TASK STATEMENT
Return all lines below containing the word "icon".

RECORDS FOR THIS EXERCISE
___
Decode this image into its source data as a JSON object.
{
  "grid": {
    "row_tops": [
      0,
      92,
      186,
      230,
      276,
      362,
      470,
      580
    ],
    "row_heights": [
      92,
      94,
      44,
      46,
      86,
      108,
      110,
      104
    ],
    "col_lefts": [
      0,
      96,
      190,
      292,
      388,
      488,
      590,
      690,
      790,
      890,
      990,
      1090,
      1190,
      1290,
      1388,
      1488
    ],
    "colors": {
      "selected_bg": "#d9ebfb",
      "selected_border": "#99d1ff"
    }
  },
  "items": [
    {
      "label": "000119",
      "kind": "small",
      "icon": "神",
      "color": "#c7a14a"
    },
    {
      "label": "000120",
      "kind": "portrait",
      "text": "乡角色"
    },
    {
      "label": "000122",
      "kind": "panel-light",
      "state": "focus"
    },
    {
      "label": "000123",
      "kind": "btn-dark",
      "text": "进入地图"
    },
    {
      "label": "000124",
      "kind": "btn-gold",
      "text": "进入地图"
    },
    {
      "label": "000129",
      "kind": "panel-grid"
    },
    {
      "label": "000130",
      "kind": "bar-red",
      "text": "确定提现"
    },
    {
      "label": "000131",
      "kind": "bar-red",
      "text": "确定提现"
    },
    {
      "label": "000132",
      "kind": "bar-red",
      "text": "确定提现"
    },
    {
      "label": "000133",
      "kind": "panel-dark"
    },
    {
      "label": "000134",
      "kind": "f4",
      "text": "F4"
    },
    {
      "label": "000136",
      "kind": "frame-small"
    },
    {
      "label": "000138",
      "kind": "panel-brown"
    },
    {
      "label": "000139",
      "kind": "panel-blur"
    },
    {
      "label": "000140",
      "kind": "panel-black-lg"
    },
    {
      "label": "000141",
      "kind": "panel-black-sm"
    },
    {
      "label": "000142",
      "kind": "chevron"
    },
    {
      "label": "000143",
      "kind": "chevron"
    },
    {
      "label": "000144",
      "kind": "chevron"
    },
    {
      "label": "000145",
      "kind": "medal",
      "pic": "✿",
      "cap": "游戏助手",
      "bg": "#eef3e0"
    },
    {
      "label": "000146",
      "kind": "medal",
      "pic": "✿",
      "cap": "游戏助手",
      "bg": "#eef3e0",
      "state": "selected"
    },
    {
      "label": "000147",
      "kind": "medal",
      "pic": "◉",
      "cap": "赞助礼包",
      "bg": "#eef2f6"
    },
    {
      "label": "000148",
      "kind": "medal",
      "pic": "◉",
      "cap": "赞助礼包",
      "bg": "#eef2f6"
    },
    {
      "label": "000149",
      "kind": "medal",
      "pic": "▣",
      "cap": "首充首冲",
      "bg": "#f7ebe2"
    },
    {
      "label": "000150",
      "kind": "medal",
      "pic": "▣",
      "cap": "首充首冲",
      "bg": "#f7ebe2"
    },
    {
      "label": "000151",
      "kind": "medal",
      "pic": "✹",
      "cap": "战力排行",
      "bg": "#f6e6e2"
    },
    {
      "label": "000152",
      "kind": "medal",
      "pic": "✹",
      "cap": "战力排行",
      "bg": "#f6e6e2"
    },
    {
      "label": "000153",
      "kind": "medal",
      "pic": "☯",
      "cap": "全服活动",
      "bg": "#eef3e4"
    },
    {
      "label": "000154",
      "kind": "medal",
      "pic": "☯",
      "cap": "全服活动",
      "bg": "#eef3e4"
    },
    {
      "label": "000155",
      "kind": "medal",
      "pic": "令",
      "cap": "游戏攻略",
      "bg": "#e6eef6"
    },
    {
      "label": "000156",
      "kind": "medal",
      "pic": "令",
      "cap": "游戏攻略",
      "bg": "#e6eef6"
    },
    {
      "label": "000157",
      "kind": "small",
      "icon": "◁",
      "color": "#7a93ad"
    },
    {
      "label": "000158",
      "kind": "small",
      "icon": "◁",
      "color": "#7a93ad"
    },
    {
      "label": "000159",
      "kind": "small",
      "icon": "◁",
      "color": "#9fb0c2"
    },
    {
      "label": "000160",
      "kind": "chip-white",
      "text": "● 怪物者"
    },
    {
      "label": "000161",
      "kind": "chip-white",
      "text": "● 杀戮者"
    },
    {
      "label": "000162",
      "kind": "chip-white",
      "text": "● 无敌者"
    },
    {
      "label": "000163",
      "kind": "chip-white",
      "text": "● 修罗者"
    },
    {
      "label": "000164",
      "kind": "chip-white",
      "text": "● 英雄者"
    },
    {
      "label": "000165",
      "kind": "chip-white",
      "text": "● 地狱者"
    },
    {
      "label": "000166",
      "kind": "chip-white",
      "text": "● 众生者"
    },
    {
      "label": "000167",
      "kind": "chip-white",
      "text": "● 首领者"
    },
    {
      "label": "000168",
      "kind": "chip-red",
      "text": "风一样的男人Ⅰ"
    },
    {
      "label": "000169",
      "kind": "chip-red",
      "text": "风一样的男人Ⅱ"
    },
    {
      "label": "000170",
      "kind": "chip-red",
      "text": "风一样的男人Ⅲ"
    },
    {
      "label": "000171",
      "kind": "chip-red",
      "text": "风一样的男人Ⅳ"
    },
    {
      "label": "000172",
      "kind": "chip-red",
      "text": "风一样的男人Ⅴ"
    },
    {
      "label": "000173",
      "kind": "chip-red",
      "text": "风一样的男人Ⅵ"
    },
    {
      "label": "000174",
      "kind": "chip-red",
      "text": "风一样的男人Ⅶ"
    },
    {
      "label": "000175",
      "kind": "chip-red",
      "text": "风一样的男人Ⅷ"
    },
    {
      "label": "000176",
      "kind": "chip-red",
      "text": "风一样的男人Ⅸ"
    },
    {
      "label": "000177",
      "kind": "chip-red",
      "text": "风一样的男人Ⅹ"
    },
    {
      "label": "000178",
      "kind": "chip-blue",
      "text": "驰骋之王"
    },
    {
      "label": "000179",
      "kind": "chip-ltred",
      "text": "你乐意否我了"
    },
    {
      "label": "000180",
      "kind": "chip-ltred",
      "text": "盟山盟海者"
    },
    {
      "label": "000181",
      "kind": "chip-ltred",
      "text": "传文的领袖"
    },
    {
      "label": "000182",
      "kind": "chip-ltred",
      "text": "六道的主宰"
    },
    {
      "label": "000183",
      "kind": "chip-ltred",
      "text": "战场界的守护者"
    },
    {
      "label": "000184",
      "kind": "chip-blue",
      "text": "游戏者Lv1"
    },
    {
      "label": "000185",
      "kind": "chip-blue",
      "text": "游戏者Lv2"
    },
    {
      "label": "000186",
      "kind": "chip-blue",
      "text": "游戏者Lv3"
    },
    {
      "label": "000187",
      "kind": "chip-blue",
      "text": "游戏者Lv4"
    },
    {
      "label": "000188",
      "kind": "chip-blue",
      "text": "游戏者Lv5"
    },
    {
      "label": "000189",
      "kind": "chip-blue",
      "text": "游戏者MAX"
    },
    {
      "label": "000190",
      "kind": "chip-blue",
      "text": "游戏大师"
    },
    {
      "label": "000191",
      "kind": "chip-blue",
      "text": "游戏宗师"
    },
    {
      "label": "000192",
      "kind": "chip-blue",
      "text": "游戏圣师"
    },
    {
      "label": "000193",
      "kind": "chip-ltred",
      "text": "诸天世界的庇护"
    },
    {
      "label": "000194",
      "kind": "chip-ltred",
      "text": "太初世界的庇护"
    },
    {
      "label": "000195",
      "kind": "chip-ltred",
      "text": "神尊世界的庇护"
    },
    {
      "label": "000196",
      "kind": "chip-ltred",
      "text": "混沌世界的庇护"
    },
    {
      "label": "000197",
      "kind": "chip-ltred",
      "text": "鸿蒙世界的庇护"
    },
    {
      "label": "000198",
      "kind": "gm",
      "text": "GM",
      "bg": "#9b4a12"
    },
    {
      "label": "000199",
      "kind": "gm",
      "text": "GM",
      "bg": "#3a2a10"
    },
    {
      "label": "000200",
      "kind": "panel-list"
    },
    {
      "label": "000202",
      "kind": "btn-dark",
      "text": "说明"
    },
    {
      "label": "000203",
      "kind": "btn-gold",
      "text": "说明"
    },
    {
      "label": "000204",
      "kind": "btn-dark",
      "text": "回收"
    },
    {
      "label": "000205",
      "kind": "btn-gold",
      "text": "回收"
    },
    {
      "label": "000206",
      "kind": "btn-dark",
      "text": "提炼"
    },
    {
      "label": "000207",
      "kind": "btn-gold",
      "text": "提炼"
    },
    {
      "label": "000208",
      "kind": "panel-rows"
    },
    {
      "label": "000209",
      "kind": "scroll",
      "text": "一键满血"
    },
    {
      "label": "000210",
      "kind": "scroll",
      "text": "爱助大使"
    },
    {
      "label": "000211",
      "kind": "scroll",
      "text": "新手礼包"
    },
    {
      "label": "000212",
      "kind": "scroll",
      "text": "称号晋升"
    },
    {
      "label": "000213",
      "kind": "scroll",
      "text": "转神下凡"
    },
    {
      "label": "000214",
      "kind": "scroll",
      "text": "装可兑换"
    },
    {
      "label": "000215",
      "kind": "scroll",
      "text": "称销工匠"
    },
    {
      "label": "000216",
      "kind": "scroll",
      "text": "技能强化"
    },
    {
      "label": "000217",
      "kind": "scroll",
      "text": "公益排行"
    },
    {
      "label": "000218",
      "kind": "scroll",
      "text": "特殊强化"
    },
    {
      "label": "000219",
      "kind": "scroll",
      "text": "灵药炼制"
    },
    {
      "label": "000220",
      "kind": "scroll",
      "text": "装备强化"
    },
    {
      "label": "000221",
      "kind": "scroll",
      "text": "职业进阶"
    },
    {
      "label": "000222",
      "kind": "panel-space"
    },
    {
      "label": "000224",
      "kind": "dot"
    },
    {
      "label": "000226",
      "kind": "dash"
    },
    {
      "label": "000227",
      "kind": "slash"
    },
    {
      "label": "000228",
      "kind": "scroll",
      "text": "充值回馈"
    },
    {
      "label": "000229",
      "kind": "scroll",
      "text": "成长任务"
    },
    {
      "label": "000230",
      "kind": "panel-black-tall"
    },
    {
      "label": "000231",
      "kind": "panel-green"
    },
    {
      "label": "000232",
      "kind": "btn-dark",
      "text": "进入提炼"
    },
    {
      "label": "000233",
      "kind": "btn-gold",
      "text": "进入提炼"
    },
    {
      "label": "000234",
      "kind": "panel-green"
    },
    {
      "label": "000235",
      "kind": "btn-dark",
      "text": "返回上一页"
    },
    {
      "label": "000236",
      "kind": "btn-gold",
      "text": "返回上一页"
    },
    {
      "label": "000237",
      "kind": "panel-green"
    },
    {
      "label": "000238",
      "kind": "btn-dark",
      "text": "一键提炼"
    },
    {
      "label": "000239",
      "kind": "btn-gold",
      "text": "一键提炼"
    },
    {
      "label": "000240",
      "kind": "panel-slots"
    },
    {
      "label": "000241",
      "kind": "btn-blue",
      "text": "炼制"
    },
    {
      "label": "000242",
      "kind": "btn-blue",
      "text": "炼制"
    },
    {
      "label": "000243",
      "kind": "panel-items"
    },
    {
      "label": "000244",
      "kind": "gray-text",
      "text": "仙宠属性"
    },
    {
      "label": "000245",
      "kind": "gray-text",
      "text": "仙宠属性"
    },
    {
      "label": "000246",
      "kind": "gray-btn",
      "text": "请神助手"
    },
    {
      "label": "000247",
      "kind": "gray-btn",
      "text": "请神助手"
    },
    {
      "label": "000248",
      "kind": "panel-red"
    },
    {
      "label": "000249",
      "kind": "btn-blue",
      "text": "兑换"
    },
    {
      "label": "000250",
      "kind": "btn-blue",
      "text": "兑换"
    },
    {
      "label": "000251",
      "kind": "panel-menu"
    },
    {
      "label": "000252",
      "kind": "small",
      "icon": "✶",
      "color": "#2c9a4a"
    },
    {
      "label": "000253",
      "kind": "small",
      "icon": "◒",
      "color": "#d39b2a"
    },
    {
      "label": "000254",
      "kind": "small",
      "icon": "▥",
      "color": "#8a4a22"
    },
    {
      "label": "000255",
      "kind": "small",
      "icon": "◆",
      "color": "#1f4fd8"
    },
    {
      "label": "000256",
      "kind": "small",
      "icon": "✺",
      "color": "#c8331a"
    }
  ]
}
___
THE COMPLETED TASK
      "icon": "神",
      "icon": "◁",
      "icon": "◁",
      "icon": "◁",
      "icon": "✶",
      "icon": "◒",
      "icon": "▥",
      "icon": "◆",
      "icon": "✺",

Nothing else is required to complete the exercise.